- **Extracted data entries**:
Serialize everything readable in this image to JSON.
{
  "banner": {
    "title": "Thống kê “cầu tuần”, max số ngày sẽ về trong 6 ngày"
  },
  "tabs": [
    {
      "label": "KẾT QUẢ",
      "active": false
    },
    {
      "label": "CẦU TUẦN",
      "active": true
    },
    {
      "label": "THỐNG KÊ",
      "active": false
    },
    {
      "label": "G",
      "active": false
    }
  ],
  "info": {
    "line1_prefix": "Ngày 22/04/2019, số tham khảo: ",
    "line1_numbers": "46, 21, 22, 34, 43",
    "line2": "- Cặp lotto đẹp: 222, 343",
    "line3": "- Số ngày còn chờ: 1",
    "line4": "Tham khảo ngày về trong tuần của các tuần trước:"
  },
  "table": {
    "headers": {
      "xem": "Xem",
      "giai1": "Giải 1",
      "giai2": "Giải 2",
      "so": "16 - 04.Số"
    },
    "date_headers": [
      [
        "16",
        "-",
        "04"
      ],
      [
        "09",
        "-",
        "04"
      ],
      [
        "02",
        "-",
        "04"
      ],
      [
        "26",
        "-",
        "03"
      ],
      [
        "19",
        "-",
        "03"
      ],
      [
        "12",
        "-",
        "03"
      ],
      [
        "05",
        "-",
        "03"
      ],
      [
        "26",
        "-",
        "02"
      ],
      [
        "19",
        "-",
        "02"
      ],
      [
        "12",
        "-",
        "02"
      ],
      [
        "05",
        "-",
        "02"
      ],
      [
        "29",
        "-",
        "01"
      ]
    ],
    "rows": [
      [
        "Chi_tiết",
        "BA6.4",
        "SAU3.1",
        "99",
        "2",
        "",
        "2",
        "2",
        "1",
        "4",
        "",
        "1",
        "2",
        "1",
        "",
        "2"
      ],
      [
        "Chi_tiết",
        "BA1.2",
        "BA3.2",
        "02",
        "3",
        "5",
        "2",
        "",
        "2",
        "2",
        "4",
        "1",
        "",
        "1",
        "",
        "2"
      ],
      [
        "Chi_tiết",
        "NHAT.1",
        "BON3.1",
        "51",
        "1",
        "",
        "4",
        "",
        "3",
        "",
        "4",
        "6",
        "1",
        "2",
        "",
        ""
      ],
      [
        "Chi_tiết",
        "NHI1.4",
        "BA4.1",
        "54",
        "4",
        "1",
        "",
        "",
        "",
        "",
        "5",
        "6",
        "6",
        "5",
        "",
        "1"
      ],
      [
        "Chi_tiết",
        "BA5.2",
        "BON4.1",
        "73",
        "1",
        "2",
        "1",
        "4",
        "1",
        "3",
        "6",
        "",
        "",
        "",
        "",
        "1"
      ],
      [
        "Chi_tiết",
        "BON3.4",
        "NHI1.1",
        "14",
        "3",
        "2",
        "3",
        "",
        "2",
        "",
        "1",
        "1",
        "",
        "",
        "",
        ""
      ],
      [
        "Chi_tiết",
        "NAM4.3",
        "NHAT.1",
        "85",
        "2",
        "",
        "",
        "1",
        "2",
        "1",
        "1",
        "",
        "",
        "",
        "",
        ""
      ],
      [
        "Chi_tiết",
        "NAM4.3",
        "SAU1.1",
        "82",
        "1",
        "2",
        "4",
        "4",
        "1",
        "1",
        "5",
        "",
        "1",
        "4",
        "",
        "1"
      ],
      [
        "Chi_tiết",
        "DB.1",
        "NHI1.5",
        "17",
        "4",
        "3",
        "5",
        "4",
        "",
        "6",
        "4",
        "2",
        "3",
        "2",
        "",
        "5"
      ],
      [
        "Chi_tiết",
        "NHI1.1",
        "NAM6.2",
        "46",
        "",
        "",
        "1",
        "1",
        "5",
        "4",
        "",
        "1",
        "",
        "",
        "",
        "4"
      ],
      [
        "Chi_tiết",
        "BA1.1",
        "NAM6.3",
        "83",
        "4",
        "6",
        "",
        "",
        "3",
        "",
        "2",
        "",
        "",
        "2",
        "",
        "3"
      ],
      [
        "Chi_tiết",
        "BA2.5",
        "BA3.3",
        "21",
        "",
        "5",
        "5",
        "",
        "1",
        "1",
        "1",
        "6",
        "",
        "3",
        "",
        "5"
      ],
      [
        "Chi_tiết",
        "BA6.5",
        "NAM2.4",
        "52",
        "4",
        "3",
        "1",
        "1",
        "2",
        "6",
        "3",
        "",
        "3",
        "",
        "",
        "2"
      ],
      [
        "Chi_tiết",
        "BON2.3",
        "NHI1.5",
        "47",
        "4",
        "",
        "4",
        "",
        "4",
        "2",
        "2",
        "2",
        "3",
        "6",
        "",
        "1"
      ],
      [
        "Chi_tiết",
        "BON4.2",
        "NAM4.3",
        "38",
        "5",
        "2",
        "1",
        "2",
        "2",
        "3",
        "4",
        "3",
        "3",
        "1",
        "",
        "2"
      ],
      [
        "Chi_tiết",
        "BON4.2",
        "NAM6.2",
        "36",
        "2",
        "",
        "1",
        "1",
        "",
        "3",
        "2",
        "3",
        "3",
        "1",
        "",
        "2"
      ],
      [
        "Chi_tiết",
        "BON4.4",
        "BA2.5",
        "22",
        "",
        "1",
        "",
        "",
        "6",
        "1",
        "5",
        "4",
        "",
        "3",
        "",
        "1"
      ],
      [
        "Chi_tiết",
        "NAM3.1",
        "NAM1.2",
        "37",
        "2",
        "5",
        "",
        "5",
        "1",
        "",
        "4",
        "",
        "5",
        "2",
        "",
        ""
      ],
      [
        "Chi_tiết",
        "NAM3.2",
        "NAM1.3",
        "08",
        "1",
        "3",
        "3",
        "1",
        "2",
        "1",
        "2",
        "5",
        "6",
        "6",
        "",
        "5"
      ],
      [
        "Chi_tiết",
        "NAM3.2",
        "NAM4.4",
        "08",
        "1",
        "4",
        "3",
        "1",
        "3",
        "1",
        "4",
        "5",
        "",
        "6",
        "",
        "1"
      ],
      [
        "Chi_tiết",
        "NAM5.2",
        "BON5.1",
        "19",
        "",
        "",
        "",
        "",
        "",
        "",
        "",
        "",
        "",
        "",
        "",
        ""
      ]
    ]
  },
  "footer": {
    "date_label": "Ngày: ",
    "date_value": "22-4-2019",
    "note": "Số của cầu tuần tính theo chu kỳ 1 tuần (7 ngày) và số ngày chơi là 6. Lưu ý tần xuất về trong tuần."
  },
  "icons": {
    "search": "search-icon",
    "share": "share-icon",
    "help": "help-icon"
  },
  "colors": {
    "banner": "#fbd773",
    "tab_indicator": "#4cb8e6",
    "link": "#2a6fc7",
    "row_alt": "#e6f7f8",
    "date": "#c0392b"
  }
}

- **EXERCISE PROMPT**: Collect the lines of the records that include the string "trong".

- **RESULT**:
    "title": "Thống kê “cầu tuần”, max số ngày sẽ về trong 6 ngày"
    "line4": "Tham khảo ngày về trong tuần của các tuần trước:"
    "note": "Số của cầu tuần tính theo chu kỳ 1 tuần (7 ngày) và số ngày chơi là 6. Lưu ý tần xuất về trong tuần."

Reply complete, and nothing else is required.